Available data:
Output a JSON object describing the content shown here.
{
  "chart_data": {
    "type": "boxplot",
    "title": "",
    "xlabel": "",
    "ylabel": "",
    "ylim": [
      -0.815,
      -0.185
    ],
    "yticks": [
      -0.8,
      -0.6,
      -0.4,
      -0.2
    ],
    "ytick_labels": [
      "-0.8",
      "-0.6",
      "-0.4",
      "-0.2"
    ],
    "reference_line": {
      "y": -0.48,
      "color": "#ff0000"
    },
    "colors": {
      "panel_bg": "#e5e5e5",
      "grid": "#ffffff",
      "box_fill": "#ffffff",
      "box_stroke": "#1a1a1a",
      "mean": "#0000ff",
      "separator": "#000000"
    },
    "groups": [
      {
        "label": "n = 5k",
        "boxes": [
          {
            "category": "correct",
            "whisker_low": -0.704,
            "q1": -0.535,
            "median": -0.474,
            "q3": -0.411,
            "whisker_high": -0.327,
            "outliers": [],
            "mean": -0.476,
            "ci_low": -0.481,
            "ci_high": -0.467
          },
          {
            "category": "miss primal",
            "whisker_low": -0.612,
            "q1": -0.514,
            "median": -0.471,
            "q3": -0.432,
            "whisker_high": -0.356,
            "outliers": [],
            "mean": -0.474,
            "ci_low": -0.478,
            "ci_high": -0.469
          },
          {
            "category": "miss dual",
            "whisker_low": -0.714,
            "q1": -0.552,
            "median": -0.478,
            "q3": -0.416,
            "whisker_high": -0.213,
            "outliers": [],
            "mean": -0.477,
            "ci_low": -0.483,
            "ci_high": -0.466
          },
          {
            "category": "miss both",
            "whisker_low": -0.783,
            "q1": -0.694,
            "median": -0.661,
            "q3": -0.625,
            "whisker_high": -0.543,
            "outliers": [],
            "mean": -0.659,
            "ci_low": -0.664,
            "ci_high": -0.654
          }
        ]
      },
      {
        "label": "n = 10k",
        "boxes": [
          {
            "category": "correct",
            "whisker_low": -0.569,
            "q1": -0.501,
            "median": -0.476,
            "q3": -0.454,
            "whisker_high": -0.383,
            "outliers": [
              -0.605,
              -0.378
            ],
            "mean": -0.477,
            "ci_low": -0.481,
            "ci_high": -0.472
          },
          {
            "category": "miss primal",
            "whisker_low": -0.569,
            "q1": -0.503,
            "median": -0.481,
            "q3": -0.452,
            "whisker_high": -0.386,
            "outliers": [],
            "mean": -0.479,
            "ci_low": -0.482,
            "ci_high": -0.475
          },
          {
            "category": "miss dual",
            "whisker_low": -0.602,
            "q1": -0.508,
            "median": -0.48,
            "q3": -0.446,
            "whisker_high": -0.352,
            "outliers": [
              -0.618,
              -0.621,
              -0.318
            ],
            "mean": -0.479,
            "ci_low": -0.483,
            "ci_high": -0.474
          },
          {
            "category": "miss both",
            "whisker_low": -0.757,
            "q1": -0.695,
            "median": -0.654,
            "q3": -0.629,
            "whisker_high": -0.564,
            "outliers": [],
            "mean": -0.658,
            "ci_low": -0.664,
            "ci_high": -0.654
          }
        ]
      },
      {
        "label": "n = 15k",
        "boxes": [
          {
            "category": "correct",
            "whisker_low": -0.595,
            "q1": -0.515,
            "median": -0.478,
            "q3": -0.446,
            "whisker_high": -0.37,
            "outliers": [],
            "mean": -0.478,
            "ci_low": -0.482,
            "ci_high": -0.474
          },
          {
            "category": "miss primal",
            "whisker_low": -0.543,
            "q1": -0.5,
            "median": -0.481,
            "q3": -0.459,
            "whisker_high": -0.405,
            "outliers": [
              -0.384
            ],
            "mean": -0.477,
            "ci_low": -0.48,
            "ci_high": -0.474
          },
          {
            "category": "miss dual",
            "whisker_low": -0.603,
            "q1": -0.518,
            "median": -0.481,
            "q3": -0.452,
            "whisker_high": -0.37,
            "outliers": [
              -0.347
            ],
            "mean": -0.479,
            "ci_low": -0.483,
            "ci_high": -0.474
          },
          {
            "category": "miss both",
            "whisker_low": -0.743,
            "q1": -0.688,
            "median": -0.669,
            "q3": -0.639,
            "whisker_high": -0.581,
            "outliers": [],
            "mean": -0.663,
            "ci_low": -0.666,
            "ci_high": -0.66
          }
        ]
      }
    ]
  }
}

Task goal: Reproduce the records above exactly as they appear.

Exercise answer:
Output a JSON object describing the content shown here.
{
  "chart_data": {
    "type": "boxplot",
    "title": "",
    "xlabel": "",
    "ylabel": "",
    "ylim": [
      -0.815,
      -0.185
    ],
    "yticks": [
      -0.8,
      -0.6,
      -0.4,
      -0.2
    ],
    "ytick_labels": [
      "-0.8",
      "-0.6",
      "-0.4",
      "-0.2"
    ],
    "reference_line": {
      "y": -0.48,
      "color": "#ff0000"
    },
    "colors": {
      "panel_bg": "#e5e5e5",
      "grid": "#ffffff",
      "box_fill": "#ffffff",
      "box_stroke": "#1a1a1a",
      "mean": "#0000ff",
      "separator": "#000000"
    },
    "groups": [
      {
        "label": "n = 5k",
        "boxes": [
          {
            "category": "correct",
            "whisker_low": -0.704,
            "q1": -0.535,
            "median": -0.474,
            "q3": -0.411,
            "whisker_high": -0.327,
            "outliers": [],
            "mean": -0.476,
            "ci_low": -0.481,
            "ci_high": -0.467
          },
          {
            "category": "miss primal",
            "whisker_low": -0.612,
            "q1": -0.514,
            "median": -0.471,
            "q3": -0.432,
            "whisker_high": -0.356,
            "outliers": [],
            "mean": -0.474,
            "ci_low": -0.478,
            "ci_high": -0.469
          },
          {
            "category": "miss dual",
            "whisker_low": -0.714,
            "q1": -0.552,
            "median": -0.478,
            "q3": -0.416,
            "whisker_high": -0.213,
            "outliers": [],
            "mean": -0.477,
            "ci_low": -0.483,
            "ci_high": -0.466
          },
          {
            "category": "miss both",
            "whisker_low": -0.783,
            "q1": -0.694,
            "median": -0.661,
            "q3": -0.625,
            "whisker_high": -0.543,
            "outliers": [],
            "mean": -0.659,
            "ci_low": -0.664,
            "ci_high": -0.654
          }
        ]
      },
      {
        "label": "n = 10k",
        "boxes": [
          {
            "category": "correct",
            "whisker_low": -0.569,
            "q1": -0.501,
            "median": -0.476,
            "q3": -0.454,
            "whisker_high": -0.383,
            "outliers": [
              -0.605,
              -0.378
            ],
            "mean": -0.477,
            "ci_low": -0.481,
            "ci_high": -0.472
          },
          {
            "category": "miss primal",
            "whisker_low": -0.569,
            "q1": -0.503,
            "median": -0.481,
            "q3": -0.452,
            "whisker_high": -0.386,
            "outliers": [],
            "mean": -0.479,
            "ci_low": -0.482,
            "ci_high": -0.475
          },
          {
            "category": "miss dual",
            "whisker_low": -0.602,
            "q1": -0.508,
            "median": -0.48,
            "q3": -0.446,
            "whisker_high": -0.352,
            "outliers": [
              -0.618,
              -0.621,
              -0.318
            ],
            "mean": -0.479,
            "ci_low": -0.483,
            "ci_high": -0.474
          },
          {
            "category": "miss both",
            "whisker_low": -0.757,
            "q1": -0.695,
            "median": -0.654,
            "q3": -0.629,
            "whisker_high": -0.564,
            "outliers": [],
            "mean": -0.658,
            "ci_low": -0.664,
            "ci_high": -0.654
          }
        ]
      },
      {
        "label": "n = 15k",
        "boxes": [
          {
            "category": "correct",
            "whisker_low": -0.595,
            "q1": -0.515,
            "median": -0.478,
            "q3": -0.446,
            "whisker_high": -0.37,
            "outliers": [],
            "mean": -0.478,
            "ci_low": -0.482,
            "ci_high": -0.474
          },
          {
            "category": "miss primal",
            "whisker_low": -0.543,
            "q1": -0.5,
            "median": -0.481,
            "q3": -0.459,
            "whisker_high": -0.405,
            "outliers": [
              -0.384
            ],
            "mean": -0.477,
            "ci_low": -0.48,
            "ci_high": -0.474
          },
          {
            "category": "miss dual",
            "whisker_low": -0.603,
            "q1": -0.518,
            "median": -0.481,
            "q3": -0.452,
            "whisker_high": -0.37,
            "outliers": [
              -0.347
            ],
            "mean": -0.479,
            "ci_low": -0.483,
            "ci_high": -0.474
          },
          {
            "category": "miss both",
            "whisker_low": -0.743,
            "q1": -0.688,
            "median": -0.669,
            "q3": -0.639,
            "whisker_high": -0.581,
            "outliers": [],
            "mean": -0.663,
            "ci_low": -0.666,
            "ci_high": -0.66
          }
        ]
      }
    ]
  }
}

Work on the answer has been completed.